Print each of the records below line for line, without changing a single character.

-------- Recorded data

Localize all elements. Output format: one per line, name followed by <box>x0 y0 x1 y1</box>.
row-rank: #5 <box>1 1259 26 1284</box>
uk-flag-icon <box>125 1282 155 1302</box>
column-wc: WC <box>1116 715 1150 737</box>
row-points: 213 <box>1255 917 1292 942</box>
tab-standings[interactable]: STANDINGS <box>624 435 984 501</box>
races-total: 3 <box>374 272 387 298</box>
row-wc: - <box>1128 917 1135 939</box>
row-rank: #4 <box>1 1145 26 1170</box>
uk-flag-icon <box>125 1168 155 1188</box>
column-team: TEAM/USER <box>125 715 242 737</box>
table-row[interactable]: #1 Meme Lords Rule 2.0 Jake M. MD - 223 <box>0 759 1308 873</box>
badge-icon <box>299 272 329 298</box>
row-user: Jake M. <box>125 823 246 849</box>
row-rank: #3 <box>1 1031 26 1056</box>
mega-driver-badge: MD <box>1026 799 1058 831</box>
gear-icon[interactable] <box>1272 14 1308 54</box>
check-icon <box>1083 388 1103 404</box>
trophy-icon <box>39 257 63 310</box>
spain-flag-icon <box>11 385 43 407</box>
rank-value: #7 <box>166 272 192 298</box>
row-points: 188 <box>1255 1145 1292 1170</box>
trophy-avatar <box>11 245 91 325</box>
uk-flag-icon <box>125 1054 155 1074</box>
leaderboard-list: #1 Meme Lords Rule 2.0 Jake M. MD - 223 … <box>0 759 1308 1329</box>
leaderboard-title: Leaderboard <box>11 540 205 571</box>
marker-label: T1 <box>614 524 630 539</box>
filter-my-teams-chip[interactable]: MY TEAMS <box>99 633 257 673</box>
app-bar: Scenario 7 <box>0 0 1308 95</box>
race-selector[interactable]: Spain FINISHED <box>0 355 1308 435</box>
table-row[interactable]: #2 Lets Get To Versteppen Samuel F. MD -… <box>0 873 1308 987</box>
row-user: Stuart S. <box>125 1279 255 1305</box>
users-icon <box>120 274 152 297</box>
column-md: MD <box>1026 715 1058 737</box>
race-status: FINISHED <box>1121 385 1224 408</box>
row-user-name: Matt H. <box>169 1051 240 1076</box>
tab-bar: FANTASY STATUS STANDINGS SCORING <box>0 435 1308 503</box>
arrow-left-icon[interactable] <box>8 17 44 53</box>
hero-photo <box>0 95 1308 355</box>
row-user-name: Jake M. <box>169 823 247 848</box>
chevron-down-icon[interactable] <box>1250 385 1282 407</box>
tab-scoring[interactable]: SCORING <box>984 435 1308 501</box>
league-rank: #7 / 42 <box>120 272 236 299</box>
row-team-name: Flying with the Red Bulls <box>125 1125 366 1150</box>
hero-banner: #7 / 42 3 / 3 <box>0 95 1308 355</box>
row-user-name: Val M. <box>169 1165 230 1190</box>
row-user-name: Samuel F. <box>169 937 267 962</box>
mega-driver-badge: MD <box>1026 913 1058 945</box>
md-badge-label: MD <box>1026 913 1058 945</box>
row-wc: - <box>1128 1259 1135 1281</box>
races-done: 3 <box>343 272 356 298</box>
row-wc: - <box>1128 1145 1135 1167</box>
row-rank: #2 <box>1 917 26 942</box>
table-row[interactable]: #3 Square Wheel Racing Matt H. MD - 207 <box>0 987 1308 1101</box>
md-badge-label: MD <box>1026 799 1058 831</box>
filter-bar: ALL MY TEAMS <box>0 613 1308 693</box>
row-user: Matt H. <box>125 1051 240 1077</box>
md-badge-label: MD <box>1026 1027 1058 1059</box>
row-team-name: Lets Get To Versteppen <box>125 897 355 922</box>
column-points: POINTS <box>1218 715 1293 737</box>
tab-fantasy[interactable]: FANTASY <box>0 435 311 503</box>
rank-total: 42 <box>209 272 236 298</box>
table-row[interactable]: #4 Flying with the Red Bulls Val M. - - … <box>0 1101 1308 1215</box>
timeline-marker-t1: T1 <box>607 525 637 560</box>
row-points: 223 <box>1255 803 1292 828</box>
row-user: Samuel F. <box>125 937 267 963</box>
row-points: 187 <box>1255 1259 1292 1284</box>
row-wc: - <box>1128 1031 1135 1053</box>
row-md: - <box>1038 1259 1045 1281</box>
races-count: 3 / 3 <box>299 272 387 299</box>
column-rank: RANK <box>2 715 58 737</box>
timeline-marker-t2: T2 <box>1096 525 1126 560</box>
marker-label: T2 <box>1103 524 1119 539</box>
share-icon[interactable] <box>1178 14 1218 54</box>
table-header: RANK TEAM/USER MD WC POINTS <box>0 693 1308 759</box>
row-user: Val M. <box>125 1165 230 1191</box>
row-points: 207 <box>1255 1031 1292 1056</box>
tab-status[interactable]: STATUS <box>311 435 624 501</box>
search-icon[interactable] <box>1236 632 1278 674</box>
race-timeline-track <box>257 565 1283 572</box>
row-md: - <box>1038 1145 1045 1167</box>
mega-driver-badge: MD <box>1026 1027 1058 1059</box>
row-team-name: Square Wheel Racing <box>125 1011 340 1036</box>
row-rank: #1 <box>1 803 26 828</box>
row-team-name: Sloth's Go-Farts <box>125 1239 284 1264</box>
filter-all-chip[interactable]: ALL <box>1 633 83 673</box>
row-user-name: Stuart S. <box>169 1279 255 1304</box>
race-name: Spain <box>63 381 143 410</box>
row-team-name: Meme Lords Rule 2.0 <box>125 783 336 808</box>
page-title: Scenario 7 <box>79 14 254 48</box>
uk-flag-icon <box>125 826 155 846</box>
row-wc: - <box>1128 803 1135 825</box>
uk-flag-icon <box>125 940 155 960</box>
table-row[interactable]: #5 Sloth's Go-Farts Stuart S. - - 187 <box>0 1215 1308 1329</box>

----------------

Result of the exercise –
Localize all elements. Output format: one per line, name followed by <box>x0 y0 x1 y1</box>.
row-rank: #5 <box>1 1259 26 1284</box>
uk-flag-icon <box>125 1282 155 1302</box>
column-wc: WC <box>1116 715 1150 737</box>
row-points: 213 <box>1255 917 1292 942</box>
tab-standings[interactable]: STANDINGS <box>624 435 984 501</box>
races-total: 3 <box>374 272 387 298</box>
row-wc: - <box>1128 917 1135 939</box>
row-rank: #4 <box>1 1145 26 1170</box>
uk-flag-icon <box>125 1168 155 1188</box>
column-team: TEAM/USER <box>125 715 242 737</box>
table-row[interactable]: #1 Meme Lords Rule 2.0 Jake M. MD - 223 <box>0 759 1308 873</box>
badge-icon <box>299 272 329 298</box>
row-user: Jake M. <box>125 823 246 849</box>
row-rank: #3 <box>1 1031 26 1056</box>
mega-driver-badge: MD <box>1026 799 1058 831</box>
gear-icon[interactable] <box>1272 14 1308 54</box>
check-icon <box>1083 388 1103 404</box>
trophy-icon <box>39 257 63 310</box>
spain-flag-icon <box>11 385 43 407</box>
rank-value: #7 <box>166 272 192 298</box>
row-points: 188 <box>1255 1145 1292 1170</box>
trophy-avatar <box>11 245 91 325</box>
uk-flag-icon <box>125 1054 155 1074</box>
leaderboard-list: #1 Meme Lords Rule 2.0 Jake M. MD - 223 … <box>0 759 1308 1329</box>
leaderboard-title: Leaderboard <box>11 540 205 571</box>
marker-label: T1 <box>614 524 630 539</box>
filter-my-teams-chip[interactable]: MY TEAMS <box>99 633 257 673</box>
app-bar: Scenario 7 <box>0 0 1308 95</box>
race-selector[interactable]: Spain FINISHED <box>0 355 1308 435</box>
table-row[interactable]: #2 Lets Get To Versteppen Samuel F. MD -… <box>0 873 1308 987</box>
row-user: Stuart S. <box>125 1279 255 1305</box>
users-icon <box>120 274 152 297</box>
column-md: MD <box>1026 715 1058 737</box>
race-status: FINISHED <box>1121 385 1224 408</box>
row-user-name: Matt H. <box>169 1051 240 1076</box>
tab-bar: FANTASY STATUS STANDINGS SCORING <box>0 435 1308 503</box>
arrow-left-icon[interactable] <box>8 17 44 53</box>
hero-photo <box>0 95 1308 355</box>
row-user-name: Jake M. <box>169 823 247 848</box>
chevron-down-icon[interactable] <box>1250 385 1282 407</box>
tab-scoring[interactable]: SCORING <box>984 435 1308 501</box>
league-rank: #7 / 42 <box>120 272 236 299</box>
row-team-name: Flying with the Red Bulls <box>125 1125 366 1150</box>
hero-banner: #7 / 42 3 / 3 <box>0 95 1308 355</box>
row-user-name: Val M. <box>169 1165 230 1190</box>
row-user-name: Samuel F. <box>169 937 267 962</box>
mega-driver-badge: MD <box>1026 913 1058 945</box>
md-badge-label: MD <box>1026 913 1058 945</box>
row-wc: - <box>1128 1259 1135 1281</box>
races-done: 3 <box>343 272 356 298</box>
row-wc: - <box>1128 1145 1135 1167</box>
row-rank: #2 <box>1 917 26 942</box>
table-row[interactable]: #3 Square Wheel Racing Matt H. MD - 207 <box>0 987 1308 1101</box>
md-badge-label: MD <box>1026 799 1058 831</box>
filter-bar: ALL MY TEAMS <box>0 613 1308 693</box>
row-user: Matt H. <box>125 1051 240 1077</box>
md-badge-label: MD <box>1026 1027 1058 1059</box>
row-team-name: Lets Get To Versteppen <box>125 897 355 922</box>
column-points: POINTS <box>1218 715 1293 737</box>
tab-fantasy[interactable]: FANTASY <box>0 435 311 503</box>
rank-total: 42 <box>209 272 236 298</box>
table-row[interactable]: #4 Flying with the Red Bulls Val M. - - … <box>0 1101 1308 1215</box>
timeline-marker-t1: T1 <box>607 525 637 560</box>
row-points: 223 <box>1255 803 1292 828</box>
row-user: Samuel F. <box>125 937 267 963</box>
row-points: 187 <box>1255 1259 1292 1284</box>
row-wc: - <box>1128 1031 1135 1053</box>
row-md: - <box>1038 1259 1045 1281</box>
races-count: 3 / 3 <box>299 272 387 299</box>
column-rank: RANK <box>2 715 58 737</box>
timeline-marker-t2: T2 <box>1096 525 1126 560</box>
marker-label: T2 <box>1103 524 1119 539</box>
share-icon[interactable] <box>1178 14 1218 54</box>
table-header: RANK TEAM/USER MD WC POINTS <box>0 693 1308 759</box>
row-user: Val M. <box>125 1165 230 1191</box>
row-points: 207 <box>1255 1031 1292 1056</box>
tab-status[interactable]: STATUS <box>311 435 624 501</box>
search-icon[interactable] <box>1236 632 1278 674</box>
race-timeline-track <box>257 565 1283 572</box>
row-md: - <box>1038 1145 1045 1167</box>
mega-driver-badge: MD <box>1026 1027 1058 1059</box>
row-team-name: Square Wheel Racing <box>125 1011 340 1036</box>
row-rank: #1 <box>1 803 26 828</box>
row-team-name: Sloth's Go-Farts <box>125 1239 284 1264</box>
filter-all-chip[interactable]: ALL <box>1 633 83 673</box>
row-user-name: Stuart S. <box>169 1279 255 1304</box>
race-name: Spain <box>63 381 143 410</box>
row-team-name: Meme Lords Rule 2.0 <box>125 783 336 808</box>
page-title: Scenario 7 <box>79 14 254 48</box>
uk-flag-icon <box>125 826 155 846</box>
row-wc: - <box>1128 803 1135 825</box>
uk-flag-icon <box>125 940 155 960</box>
table-row[interactable]: #5 Sloth's Go-Farts Stuart S. - - 187 <box>0 1215 1308 1329</box>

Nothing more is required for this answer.